• [Document passage]
——————

Base Card Value: Gaussian vs Poisson
/All of these mathematical endeavours begin with the presumption that Blizzard has a secret formula it uses to compute the amount of mana a card ought to cost. The value on the card will be different on the card for one of three reasons - the influence of mechanics, the effects of rounding (because a card costs 1 or 2 mana, not 1.5), and tweaking based on how it plays (variance introduced through human evaluation).
What we're ultimatley trying to build (for the base card value) is a model of the basic relationships between the values on the card (Attack, Health, and Mana), and these other effects, to 'reverse-engineer' the basic formula.
A standard lm model uses a family of functions for analyzing the variance of a dataset based on the assumption that there's a gaussian distribution in your data, and is primarily concerned with producing a binary predictor for those values.
As always, model fitting is part art, part science, and part throwing shit at the wall to see what works. Or, it is when I do it, at any rate.
So.
Given our belief that there's a direct, additive relationship between the base card value and the attack/defense values on the card, in theory, a glm on a poisson family should get you a better fit than the gaussian; it better represents the expected behaviour of a count variable. But is it true?
First, the original, gaussian LM fit from last time.
Call: lm(formula = Mana ~ Attack + Health, data = dataset, subset = CardType == 1 & CardText == "" & Mana > 0)
Residuals: Min 1Q Median 3Q Max -1.9940 -0.2844 0.1968 0.2218 0.7611
Coefficients: Estimate Std. Error t value Pr(>|t|)
(Intercept) -0.16376 0.14999 -1.092 0.283
Attack 0.50626 0.06172 8.202 2.28e-09 _*_
## Health 0.43566 0.06107 7.134 4.27e-08 _*_
Signif. codes: 0 ‘**_’ 0.001 ‘_**_’ 0.01 ‘_’ 0.05 ‘.’ 0.1 ‘ ’ 1
Residual standard error: 0.4999 on 32 degrees of freedom Multiple R-squared: 0.9359, Adjusted R-squared: 0.9319 F-statistic: 233.6 on 2 and 32 DF, p-value: < 2.2e-16
Now let's change tack.
If we presume that our outcome value is "count"-like - additive in nature from the base values on the card - we can switch to the generalized linear model, and switch to a poisson distribution - with intriguing results.
glm(formula = Mana ~ Attack + Health, family = family, data = dataset, subset = CardType == 1 & CardText == "" & Mana > 0)
Deviance Residuals:
Min 1Q Median 3Q Max
-1.0093 -0.2435 -0.1382 0.2194 0.9077
Coefficients:
Estimate Std. Error z value Pr(>|z|)
(Intercept) -0.17849 0.23141 -0.771 0.4405
Attack 0.14891 0.06234 2.389 0.0169 *
Health 0.16466 0.06622 2.487 0.0129 *
---
Signif. codes: 0 ‘***’ 0.001 ‘**’ 0.01 ‘*’ 0.05 ‘.’ 0.1 ‘ ’ 1
(Dispersion parameter for poisson family taken to be 1)

——————

• [Data records]
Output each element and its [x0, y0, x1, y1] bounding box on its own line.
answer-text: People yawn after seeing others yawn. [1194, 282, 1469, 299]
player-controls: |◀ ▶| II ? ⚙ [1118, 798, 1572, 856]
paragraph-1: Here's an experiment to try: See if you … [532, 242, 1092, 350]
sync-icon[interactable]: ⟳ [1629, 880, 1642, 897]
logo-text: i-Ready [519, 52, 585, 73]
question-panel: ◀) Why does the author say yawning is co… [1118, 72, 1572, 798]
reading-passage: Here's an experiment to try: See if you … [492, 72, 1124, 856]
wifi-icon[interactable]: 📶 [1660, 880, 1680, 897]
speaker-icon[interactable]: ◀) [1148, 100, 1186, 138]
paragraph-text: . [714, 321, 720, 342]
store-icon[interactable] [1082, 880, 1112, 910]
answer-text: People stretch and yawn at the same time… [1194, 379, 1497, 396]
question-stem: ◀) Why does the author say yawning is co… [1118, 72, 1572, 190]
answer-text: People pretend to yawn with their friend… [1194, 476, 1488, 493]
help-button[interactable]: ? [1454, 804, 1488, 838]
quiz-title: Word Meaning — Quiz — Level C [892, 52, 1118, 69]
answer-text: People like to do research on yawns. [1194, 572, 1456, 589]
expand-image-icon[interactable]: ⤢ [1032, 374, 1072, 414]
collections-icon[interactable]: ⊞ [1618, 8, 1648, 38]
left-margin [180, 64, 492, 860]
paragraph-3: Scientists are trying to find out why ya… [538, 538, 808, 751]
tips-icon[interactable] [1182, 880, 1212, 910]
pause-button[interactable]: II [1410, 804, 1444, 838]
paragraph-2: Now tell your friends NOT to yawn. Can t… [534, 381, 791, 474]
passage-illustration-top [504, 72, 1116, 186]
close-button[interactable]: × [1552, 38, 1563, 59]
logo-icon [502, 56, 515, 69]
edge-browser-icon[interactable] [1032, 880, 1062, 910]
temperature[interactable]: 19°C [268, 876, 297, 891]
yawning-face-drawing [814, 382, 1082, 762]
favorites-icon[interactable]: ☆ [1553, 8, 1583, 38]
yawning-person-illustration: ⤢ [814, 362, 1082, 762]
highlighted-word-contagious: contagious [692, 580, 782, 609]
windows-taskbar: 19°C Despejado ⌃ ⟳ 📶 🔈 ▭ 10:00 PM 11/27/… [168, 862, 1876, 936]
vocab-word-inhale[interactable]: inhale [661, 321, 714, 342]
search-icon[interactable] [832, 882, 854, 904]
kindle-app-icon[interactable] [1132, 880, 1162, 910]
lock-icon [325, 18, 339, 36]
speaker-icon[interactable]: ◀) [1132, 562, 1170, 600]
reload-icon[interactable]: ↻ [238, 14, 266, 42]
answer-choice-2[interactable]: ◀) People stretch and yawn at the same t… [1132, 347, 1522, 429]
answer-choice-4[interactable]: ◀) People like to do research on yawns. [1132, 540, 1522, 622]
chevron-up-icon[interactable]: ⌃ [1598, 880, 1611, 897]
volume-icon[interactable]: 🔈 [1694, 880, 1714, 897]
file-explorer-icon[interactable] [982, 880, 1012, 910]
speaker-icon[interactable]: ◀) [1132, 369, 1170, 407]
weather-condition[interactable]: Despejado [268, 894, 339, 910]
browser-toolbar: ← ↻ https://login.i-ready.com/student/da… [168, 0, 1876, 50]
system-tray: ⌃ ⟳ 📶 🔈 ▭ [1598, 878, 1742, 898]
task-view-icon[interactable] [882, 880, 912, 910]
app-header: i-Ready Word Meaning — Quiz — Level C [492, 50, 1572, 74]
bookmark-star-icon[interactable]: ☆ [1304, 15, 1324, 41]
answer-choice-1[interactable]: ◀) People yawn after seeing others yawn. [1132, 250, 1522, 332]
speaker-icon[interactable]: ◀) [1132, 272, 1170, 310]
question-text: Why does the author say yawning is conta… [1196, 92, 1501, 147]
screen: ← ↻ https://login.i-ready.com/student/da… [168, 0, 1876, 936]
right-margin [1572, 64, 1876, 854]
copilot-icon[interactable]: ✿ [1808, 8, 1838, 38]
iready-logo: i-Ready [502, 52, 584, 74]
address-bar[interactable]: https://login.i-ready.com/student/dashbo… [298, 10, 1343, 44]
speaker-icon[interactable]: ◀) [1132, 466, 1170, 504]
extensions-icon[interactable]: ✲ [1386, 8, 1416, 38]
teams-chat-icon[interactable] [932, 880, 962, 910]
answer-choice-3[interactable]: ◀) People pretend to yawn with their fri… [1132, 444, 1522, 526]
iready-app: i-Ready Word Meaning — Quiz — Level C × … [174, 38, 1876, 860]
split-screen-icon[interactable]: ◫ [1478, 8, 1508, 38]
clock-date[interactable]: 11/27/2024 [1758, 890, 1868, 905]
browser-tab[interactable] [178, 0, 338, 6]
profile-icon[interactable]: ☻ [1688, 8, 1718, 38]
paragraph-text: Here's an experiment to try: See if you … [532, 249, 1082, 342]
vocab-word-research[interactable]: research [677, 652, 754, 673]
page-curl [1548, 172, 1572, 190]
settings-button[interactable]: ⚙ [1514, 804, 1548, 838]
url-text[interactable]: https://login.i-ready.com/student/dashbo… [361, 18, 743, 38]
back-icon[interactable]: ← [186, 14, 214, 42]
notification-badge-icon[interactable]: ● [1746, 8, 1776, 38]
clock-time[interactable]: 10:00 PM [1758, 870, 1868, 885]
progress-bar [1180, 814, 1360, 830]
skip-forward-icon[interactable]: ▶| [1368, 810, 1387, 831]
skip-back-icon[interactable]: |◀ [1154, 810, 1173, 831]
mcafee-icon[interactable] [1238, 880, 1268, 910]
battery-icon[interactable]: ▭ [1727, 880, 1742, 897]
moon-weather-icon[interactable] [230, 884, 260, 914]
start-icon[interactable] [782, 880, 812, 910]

——————

• [Work item] Rewrite the card-value text between "Residuals: Min 1Q" and "let's change tack.", inclusive, replacing "Health" with "HP". The records are separate material and have no connection to the card-value text.

• [Task response]
Residuals: Min 1Q Median 3Q Max -1.9940 -0.2844 0.1968 0.2218 0.7611
Coefficients: Estimate Std. Error t value Pr(>|t|)
(Intercept) -0.16376 0.14999 -1.092 0.283
Attack 0.50626 0.06172 8.202 2.28e-09 _*_
## HP 0.43566 0.06107 7.134 4.27e-08 _*_
Signif. codes: 0 ‘**_’ 0.001 ‘_**_’ 0.01 ‘_’ 0.05 ‘.’ 0.1 ‘ ’ 1
Residual standard error: 0.4999 on 32 degrees of freedom Multiple R-squared: 0.9359, Adjusted R-squared: 0.9319 F-statistic: 233.6 on 2 and 32 DF, p-value: < 2.2e-16
Now let's change tack.